■ **STATED EXERCISE**:
Count how many lines hold the string "Словакия". Give that number alone.

═════ MATERIAL TO PROCESS

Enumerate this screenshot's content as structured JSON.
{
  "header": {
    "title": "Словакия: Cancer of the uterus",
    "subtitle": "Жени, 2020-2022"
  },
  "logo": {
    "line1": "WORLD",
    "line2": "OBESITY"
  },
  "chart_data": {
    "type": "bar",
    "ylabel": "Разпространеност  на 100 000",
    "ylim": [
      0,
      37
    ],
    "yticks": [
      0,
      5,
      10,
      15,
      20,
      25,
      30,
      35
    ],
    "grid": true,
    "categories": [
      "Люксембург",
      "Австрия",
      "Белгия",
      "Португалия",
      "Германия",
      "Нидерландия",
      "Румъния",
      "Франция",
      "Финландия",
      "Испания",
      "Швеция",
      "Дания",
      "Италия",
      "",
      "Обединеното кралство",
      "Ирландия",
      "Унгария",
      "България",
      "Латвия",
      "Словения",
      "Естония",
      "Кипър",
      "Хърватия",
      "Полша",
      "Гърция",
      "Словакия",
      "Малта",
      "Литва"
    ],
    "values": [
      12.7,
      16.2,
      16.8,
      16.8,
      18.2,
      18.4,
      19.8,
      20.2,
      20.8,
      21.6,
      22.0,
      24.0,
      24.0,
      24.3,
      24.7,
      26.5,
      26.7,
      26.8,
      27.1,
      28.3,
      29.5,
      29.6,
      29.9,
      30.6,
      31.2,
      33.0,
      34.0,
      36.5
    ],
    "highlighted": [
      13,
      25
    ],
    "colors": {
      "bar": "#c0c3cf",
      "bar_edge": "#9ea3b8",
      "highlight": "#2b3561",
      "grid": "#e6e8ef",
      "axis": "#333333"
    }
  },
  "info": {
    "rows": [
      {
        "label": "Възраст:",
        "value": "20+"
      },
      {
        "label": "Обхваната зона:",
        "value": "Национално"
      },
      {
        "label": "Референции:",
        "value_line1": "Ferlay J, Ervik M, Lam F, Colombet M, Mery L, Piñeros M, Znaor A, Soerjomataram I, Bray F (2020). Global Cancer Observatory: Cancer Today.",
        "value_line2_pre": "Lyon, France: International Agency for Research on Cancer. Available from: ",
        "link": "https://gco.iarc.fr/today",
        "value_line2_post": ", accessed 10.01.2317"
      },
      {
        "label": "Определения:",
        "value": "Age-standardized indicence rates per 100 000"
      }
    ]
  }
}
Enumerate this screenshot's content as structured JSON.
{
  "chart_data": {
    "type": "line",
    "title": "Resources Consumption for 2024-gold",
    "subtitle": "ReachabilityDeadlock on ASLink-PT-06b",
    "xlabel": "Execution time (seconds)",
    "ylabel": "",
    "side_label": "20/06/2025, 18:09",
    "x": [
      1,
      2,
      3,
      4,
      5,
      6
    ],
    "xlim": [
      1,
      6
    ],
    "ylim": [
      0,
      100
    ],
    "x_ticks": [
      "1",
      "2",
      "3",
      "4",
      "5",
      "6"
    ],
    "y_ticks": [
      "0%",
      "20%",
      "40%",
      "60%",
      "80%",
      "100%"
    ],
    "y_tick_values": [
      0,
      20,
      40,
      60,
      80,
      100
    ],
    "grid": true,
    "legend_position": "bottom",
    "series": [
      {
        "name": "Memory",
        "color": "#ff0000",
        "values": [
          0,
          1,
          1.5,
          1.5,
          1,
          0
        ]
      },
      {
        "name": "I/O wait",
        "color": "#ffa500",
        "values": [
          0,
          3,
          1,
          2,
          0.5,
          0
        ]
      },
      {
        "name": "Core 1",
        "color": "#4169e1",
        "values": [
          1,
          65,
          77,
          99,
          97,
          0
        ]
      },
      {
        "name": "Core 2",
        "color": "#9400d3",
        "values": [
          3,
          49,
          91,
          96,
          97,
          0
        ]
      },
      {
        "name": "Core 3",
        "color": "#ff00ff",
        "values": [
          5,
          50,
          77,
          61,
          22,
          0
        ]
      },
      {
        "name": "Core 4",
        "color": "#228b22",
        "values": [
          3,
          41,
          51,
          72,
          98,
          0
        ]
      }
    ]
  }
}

══════════

■ **FINAL RESULT**:
2